■ Exercise inputs ■
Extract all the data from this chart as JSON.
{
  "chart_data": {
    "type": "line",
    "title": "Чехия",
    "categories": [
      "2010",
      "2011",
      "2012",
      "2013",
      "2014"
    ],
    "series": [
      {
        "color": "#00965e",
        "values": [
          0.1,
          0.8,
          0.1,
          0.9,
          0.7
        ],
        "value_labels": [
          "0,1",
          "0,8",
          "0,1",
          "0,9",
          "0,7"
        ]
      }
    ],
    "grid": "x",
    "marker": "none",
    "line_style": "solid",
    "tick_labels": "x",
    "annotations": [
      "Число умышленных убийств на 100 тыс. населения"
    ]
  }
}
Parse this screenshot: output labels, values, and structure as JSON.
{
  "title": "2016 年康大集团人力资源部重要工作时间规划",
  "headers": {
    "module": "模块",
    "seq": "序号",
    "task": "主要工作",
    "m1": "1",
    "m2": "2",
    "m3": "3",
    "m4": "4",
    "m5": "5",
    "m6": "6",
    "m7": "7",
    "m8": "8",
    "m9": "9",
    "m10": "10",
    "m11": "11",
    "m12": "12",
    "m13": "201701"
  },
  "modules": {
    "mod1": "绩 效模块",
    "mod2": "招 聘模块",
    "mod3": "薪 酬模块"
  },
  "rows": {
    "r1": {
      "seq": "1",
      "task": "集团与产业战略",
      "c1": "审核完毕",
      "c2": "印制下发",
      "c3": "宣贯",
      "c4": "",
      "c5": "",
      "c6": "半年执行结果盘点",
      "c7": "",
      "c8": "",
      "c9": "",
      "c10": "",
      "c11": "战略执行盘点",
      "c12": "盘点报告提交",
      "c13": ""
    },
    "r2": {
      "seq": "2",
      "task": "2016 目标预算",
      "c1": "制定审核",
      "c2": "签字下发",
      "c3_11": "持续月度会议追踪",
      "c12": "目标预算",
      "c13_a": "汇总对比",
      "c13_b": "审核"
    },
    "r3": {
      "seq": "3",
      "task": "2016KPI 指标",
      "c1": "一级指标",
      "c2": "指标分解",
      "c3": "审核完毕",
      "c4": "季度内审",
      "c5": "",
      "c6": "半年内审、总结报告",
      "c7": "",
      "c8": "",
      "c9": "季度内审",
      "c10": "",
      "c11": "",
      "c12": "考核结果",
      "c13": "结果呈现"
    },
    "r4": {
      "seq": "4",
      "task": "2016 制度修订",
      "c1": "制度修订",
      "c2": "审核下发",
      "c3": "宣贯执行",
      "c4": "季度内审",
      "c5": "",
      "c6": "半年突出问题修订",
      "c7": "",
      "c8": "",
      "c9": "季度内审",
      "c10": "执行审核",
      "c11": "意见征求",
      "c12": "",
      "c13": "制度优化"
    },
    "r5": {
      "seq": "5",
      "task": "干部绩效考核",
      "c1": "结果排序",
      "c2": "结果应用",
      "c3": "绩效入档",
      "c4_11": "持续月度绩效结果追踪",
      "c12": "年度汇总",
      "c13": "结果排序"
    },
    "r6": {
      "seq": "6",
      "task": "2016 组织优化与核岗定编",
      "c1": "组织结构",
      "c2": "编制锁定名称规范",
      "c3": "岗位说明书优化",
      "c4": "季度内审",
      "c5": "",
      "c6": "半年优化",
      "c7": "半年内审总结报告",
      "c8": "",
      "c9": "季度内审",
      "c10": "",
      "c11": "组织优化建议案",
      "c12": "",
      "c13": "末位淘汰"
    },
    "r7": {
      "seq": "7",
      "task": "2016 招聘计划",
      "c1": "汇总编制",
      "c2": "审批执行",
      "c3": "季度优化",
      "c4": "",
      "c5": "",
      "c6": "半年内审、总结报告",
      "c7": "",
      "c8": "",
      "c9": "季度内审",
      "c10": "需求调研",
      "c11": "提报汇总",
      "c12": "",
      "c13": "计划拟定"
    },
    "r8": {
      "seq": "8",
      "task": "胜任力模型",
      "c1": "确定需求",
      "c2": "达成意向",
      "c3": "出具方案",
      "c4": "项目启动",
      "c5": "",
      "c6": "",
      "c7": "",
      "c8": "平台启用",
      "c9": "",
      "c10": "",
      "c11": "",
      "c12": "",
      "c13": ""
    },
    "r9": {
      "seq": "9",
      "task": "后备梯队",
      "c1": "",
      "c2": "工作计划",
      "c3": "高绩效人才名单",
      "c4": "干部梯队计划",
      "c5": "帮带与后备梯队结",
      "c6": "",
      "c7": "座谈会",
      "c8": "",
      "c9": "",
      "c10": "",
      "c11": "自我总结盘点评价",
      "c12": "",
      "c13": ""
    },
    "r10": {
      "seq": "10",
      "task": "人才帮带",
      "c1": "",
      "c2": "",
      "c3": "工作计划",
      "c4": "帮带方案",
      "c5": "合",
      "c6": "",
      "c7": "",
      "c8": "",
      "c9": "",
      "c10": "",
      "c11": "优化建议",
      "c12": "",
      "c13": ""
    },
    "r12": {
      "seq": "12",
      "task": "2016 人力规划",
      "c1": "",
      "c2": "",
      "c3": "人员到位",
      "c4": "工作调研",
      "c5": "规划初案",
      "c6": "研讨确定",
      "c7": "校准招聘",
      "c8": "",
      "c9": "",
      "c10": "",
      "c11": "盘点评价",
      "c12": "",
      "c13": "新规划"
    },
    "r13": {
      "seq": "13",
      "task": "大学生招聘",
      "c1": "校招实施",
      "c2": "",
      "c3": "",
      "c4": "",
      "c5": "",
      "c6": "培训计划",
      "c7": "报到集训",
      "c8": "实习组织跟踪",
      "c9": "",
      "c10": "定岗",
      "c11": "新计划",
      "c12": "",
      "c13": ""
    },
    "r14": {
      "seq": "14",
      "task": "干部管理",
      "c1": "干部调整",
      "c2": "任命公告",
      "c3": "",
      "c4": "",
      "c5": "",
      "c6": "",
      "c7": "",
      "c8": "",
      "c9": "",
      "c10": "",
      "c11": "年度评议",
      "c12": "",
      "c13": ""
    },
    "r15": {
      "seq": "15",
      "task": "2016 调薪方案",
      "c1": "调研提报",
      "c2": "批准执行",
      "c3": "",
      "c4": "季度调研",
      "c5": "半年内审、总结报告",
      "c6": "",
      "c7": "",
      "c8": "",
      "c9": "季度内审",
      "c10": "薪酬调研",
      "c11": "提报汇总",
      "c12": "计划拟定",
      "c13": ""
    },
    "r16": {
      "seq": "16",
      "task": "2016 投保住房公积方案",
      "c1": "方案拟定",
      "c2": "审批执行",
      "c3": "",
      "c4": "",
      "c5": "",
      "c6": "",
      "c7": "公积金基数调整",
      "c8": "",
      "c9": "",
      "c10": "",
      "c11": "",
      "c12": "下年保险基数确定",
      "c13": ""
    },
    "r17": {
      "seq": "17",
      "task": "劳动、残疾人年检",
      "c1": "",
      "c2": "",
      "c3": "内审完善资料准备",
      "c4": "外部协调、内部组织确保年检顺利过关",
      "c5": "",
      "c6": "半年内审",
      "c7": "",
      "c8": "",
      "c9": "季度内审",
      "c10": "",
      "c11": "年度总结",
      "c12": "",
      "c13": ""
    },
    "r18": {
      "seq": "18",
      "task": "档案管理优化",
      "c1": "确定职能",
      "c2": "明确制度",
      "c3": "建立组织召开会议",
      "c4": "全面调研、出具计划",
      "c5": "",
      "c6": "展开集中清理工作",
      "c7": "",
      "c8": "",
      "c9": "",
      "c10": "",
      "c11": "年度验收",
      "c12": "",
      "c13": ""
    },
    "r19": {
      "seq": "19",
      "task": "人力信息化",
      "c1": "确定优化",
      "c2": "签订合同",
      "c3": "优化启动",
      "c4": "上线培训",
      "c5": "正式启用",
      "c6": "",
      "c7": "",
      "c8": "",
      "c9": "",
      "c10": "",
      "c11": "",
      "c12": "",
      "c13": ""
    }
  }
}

■ Stated problem ■
Copy every line above that holds the word "JSON".

■ Written response ■
Extract all the data from this chart as JSON.
Parse this screenshot: output labels, values, and structure as JSON.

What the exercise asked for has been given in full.